** Start DATA SHOWN **
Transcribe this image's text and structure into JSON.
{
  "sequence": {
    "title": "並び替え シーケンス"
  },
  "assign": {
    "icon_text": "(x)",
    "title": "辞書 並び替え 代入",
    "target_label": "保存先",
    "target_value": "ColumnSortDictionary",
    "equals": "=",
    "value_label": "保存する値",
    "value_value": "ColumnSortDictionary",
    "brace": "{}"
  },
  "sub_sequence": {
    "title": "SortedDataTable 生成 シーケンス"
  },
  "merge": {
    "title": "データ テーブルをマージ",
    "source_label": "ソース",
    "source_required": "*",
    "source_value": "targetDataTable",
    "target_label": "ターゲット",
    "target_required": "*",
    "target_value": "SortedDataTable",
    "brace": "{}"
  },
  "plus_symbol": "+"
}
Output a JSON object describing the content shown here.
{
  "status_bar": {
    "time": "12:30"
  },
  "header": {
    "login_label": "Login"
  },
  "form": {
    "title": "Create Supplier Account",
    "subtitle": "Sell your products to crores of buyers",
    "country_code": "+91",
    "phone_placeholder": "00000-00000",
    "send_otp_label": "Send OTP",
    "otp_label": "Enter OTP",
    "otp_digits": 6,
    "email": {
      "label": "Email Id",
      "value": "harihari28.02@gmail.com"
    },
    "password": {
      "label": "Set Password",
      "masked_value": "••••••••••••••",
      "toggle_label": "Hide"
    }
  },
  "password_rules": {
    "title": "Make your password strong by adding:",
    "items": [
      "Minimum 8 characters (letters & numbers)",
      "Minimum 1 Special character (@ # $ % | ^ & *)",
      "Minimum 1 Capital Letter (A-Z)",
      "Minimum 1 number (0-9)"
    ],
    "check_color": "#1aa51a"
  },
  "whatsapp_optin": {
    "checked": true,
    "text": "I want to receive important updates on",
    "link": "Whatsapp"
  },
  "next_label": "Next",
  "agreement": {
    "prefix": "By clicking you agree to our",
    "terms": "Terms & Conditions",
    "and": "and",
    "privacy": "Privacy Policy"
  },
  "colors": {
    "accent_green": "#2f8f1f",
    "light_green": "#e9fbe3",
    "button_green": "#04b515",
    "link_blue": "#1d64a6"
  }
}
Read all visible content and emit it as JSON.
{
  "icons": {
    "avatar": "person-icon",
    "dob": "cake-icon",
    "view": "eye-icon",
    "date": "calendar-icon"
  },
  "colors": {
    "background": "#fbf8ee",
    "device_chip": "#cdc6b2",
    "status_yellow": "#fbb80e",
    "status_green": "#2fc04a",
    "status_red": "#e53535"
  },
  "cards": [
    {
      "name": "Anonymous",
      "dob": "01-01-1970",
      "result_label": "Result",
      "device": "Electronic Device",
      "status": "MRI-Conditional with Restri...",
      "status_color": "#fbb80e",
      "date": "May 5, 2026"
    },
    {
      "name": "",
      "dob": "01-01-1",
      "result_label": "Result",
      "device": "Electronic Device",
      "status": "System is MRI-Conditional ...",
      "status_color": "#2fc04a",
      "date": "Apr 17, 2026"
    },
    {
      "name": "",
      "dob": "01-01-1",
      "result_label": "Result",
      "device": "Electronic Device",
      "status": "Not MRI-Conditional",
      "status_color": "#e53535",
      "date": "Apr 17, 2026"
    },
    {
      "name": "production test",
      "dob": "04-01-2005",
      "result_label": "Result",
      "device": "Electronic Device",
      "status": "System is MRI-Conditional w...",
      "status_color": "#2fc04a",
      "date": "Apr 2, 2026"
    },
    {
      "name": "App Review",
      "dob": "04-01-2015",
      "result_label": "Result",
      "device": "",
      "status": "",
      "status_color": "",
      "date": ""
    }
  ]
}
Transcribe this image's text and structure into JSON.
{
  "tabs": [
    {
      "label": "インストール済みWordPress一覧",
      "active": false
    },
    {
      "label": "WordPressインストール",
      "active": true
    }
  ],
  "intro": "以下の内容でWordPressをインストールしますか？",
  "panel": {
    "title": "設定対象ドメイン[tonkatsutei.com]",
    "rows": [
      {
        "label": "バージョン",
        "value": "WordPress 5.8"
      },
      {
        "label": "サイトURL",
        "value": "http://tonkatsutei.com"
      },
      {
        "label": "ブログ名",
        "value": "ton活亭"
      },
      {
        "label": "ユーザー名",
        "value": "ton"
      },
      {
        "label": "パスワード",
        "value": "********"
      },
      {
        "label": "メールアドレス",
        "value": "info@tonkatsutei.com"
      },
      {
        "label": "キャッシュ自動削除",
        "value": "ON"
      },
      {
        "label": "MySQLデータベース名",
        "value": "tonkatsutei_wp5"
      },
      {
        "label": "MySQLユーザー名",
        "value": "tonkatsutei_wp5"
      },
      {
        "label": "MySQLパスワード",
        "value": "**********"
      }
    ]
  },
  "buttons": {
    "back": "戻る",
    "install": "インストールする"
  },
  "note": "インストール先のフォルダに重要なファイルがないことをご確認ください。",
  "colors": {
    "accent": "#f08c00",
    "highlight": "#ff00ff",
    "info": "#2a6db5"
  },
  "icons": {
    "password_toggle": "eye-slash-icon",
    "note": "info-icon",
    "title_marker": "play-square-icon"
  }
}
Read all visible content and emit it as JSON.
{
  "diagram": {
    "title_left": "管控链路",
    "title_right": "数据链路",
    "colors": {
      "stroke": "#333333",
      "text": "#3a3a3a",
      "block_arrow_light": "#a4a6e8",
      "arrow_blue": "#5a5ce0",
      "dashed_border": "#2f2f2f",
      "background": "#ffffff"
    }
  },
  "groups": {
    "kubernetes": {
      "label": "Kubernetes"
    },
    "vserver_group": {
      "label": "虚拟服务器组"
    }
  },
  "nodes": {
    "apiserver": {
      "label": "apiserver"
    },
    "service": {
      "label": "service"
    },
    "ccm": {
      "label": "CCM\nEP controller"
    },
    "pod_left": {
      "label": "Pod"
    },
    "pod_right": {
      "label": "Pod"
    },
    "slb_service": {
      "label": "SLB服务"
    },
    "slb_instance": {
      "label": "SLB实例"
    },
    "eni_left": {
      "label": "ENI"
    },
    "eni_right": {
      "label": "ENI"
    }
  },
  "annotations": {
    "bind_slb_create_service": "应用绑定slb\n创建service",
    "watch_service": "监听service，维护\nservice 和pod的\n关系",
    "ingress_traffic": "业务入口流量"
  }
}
** End DATA SHOWN **
GOAL:
Using the listing above, locate the lines that hold "ColumnSortDictionary" and copy each one.

FULL ANSWER:
    "target_value": "ColumnSortDictionary",
    "value_value": "ColumnSortDictionary",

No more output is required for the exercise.